TEXT PASSAGE:
* Begin *

Re: Structuring a PySpark Application

2021-07-01 Thread Kartik Ohri
Hi Mich!

The shell script indeed looks more robust now :D

Yes, the current setup works fine. I am wondering whether it is the right
way to set up things? That is, should I run the program which accepts
requests from the queue independently and have it invoke spark-submit cli
or something else?

Thanks again.

Regards

On Thu, Jul 1, 2021 at 4:44 PM Mich Talebzadeh 
wrote:

> Hi Kartik,
>
> I parameterized your shell script and tested on a stob python file and
> looks OK, ensuring that the shell script is more robust
>
>
> #!/bin/bash
> set -e
>
> #cd "$(dirname "${BASH_SOURCE[0]}")/../"

* End *

MATERIAL SHOWN:

* Begin *

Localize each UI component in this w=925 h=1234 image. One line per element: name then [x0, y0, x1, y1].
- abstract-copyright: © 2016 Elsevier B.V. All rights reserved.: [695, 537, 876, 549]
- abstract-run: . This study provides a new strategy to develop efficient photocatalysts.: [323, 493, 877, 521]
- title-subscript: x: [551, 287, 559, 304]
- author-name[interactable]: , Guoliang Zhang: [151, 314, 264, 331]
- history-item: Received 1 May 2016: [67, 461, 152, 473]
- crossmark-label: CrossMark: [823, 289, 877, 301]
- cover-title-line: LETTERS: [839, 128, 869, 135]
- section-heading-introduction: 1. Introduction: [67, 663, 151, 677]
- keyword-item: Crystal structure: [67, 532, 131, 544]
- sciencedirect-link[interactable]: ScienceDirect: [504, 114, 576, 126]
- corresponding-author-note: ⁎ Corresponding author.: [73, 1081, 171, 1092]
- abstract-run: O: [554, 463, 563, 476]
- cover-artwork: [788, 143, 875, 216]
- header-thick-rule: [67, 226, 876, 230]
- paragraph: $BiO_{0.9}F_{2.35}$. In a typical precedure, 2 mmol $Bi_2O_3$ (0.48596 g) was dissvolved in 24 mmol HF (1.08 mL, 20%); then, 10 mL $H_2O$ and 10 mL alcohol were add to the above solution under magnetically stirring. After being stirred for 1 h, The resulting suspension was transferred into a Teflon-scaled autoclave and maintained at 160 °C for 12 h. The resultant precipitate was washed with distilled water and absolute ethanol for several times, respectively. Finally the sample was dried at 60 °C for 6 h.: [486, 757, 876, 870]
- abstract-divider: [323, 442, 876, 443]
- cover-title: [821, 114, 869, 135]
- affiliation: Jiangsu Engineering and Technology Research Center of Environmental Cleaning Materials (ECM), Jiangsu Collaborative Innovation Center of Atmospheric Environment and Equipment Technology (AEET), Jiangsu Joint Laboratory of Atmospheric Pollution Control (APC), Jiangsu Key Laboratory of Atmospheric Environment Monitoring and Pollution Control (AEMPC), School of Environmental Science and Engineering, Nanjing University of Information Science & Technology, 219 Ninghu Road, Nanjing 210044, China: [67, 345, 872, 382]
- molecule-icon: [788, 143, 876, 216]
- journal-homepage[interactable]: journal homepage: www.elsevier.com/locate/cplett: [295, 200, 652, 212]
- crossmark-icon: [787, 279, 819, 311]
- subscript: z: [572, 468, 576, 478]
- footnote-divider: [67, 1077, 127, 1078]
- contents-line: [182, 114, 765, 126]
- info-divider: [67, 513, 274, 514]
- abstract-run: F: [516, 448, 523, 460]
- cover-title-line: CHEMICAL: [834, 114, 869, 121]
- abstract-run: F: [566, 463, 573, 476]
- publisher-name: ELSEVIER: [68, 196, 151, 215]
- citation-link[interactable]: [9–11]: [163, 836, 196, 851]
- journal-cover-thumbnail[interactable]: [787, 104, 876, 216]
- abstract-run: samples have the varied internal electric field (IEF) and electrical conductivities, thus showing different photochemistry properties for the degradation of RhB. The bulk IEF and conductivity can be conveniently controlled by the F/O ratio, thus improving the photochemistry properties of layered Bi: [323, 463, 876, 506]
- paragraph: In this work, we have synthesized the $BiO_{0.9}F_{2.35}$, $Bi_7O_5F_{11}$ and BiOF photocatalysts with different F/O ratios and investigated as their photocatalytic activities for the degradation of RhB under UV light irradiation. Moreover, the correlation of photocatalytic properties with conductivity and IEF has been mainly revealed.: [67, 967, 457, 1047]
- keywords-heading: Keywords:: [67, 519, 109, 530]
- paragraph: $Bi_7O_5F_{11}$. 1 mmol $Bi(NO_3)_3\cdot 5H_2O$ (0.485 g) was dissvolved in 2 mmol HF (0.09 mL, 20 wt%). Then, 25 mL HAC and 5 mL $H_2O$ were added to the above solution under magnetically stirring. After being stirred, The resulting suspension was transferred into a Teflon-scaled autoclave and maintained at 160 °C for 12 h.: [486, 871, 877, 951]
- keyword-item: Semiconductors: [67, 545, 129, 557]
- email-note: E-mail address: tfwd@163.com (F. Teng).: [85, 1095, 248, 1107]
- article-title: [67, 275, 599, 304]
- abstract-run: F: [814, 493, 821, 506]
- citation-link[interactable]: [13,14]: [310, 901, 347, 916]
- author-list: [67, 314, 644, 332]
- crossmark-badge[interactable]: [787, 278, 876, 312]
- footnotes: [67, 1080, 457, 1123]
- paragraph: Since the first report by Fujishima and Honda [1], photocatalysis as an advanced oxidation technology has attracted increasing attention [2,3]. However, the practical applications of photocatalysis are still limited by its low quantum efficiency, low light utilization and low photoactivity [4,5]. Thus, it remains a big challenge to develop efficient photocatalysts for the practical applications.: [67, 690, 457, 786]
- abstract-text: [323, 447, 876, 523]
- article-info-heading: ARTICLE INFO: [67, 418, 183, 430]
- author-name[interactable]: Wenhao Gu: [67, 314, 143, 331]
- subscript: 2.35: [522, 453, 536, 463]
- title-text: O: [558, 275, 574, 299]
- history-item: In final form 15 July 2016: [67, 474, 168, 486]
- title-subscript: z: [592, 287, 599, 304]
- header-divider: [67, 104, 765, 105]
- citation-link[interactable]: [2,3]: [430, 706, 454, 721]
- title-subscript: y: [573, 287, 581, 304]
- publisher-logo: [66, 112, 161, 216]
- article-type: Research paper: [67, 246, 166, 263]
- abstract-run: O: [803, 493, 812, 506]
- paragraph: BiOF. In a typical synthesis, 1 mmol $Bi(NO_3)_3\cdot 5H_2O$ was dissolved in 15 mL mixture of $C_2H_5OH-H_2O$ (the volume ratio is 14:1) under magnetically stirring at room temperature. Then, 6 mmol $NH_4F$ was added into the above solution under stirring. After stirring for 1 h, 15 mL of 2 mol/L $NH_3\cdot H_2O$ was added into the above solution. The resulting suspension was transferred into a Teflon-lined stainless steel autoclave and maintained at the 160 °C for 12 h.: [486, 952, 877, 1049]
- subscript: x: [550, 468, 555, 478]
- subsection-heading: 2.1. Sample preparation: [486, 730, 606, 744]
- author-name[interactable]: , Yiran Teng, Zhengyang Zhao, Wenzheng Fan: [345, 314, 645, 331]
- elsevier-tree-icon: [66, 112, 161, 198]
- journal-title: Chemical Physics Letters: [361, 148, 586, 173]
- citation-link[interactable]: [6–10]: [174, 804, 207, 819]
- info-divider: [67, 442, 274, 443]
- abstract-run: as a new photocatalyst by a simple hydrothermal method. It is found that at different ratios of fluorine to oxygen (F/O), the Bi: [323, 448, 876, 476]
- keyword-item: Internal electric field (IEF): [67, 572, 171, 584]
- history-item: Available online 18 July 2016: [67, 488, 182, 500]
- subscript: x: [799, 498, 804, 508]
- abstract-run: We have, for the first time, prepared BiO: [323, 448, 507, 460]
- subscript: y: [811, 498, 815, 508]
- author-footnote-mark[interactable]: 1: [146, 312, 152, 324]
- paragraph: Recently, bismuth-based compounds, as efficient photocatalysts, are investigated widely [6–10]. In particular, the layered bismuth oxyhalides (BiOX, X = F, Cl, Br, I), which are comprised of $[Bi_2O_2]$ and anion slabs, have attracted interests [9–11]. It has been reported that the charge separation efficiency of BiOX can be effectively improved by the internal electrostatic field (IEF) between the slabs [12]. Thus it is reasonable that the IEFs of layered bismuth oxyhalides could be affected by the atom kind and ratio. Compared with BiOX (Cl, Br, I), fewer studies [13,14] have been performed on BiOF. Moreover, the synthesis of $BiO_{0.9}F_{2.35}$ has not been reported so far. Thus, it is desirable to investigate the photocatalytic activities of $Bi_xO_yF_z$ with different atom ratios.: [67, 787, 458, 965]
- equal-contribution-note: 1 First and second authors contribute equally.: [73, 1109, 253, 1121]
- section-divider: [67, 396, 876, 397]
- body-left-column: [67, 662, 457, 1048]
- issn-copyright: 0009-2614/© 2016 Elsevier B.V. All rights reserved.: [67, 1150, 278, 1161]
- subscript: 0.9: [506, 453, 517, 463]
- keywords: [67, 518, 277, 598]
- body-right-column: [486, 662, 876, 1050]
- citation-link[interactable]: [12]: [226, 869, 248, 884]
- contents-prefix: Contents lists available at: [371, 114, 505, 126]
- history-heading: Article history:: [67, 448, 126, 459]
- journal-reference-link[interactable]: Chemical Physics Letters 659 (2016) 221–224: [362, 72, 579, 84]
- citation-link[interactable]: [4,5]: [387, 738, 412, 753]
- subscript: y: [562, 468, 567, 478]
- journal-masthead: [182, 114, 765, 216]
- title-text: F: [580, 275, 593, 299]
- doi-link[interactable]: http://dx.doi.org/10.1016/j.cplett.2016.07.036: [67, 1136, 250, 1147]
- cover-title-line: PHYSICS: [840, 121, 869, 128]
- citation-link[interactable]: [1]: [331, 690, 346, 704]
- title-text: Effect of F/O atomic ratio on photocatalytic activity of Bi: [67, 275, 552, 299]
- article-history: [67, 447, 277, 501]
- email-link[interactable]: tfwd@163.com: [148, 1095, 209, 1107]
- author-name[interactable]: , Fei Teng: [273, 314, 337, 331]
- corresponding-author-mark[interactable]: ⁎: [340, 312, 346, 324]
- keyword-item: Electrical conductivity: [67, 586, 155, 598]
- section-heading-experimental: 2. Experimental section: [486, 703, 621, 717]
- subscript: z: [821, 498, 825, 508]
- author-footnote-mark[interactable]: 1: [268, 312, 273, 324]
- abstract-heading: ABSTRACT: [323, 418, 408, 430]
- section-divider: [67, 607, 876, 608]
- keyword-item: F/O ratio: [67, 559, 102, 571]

* End *
* Begin *

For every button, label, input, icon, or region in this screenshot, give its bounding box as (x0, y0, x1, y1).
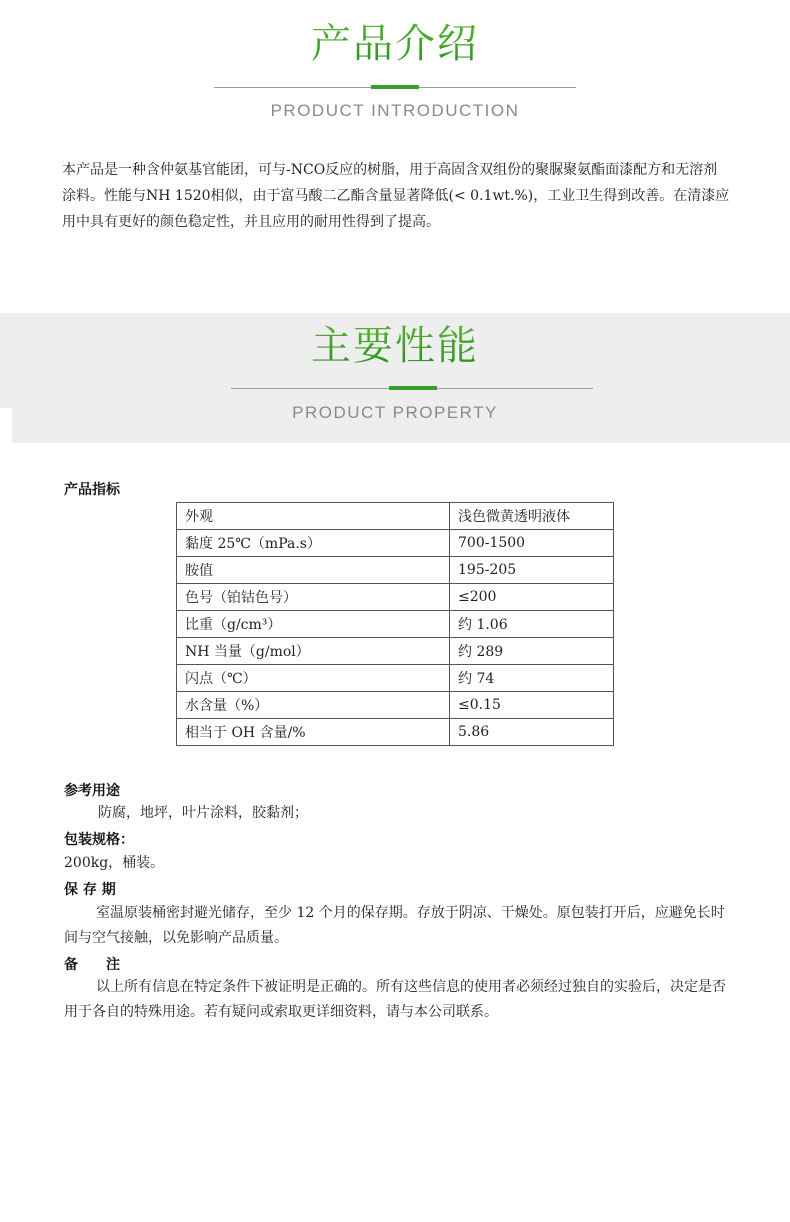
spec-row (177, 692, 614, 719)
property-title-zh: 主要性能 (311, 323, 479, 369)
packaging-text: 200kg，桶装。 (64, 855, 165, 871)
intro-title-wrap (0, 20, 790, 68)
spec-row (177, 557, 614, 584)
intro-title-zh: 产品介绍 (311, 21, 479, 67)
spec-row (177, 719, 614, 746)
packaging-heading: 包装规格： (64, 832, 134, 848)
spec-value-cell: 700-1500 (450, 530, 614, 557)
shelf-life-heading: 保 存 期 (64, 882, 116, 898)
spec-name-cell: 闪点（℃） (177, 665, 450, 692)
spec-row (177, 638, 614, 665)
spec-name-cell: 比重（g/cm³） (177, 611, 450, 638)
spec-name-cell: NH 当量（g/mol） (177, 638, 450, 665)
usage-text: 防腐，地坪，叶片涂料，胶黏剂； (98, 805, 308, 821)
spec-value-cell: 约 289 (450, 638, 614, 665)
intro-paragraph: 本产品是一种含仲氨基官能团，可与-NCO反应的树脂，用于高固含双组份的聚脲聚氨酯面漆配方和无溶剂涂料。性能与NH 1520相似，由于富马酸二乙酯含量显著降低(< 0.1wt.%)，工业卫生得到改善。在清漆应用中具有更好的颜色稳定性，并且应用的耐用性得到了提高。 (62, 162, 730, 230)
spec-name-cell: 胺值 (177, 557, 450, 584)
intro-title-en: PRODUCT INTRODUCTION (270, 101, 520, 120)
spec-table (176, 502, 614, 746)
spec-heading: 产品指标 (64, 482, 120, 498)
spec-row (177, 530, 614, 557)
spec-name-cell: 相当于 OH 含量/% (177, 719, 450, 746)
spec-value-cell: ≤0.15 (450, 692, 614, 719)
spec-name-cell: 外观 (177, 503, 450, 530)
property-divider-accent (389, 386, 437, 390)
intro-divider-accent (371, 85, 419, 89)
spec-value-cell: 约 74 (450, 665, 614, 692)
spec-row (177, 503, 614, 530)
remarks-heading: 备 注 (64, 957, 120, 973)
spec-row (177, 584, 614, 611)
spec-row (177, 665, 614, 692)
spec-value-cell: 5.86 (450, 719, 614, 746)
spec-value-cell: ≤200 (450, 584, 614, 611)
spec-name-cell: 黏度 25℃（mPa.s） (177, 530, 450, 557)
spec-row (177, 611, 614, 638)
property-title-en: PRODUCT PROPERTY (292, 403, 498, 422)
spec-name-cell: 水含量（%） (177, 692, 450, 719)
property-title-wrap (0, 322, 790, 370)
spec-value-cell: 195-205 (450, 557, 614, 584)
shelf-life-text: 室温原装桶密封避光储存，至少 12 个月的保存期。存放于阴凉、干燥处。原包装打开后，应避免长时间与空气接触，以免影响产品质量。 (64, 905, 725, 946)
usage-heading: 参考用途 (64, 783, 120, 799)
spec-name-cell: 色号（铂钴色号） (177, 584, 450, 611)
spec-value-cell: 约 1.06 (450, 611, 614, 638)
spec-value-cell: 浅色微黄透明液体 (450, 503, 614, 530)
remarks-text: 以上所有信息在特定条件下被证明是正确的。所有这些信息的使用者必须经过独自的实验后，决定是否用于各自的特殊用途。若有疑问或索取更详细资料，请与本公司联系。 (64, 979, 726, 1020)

* End *

WHAT YOU NEED TO DO:
Extend the email thread about structuring a PySpark application, picking up right after its final line.

RESULT FOR THIS TASK:
>
> pyspark_venv="pyspark_venv"
> source_zip_file="DSBQ.zip"
> [ -d ${pyspark_venv} ] && rm -r -d ${pyspark_venv}
> [ -f ${pyspark_venv}.tar.gz ] && rm -r -f ${pyspark_venv}.tar.gz
> [ -f ${source_zip_file} ] && rm -r -f ${source_zip_file}
>
> python3 -m venv ${pyspark_venv}
> source ${pyspark_venv}/bin/activate
> pip install -r requirements_spark.txt
> pip install venv-pack
> venv-pack -o ${pyspark_venv}.tar.gz
>
> export PYSPARK_DRIVER_PYTHON=python
> export PYSPARK_PYTHON=./${pyspark_venv}/bin/python
> spark-submit \
> --master local[4] \
> --conf
> "spark.yarn.dist.archives"=${pyspark_venv}.tar.gz#${pyspark_venv} \
> /home/hduser/dba/bin/python/dynamic_ARRAY_generator_parquet.py
>
>
> HTH
>
>
>view my Linkedin profile
> 
>
>
>
> *Disclaimer:* Use it at your own risk. Any and all responsibility for any
> loss, damage or destruction of data or any other property which may arise
> from relying on this email's technical content is explicitly disclaimed.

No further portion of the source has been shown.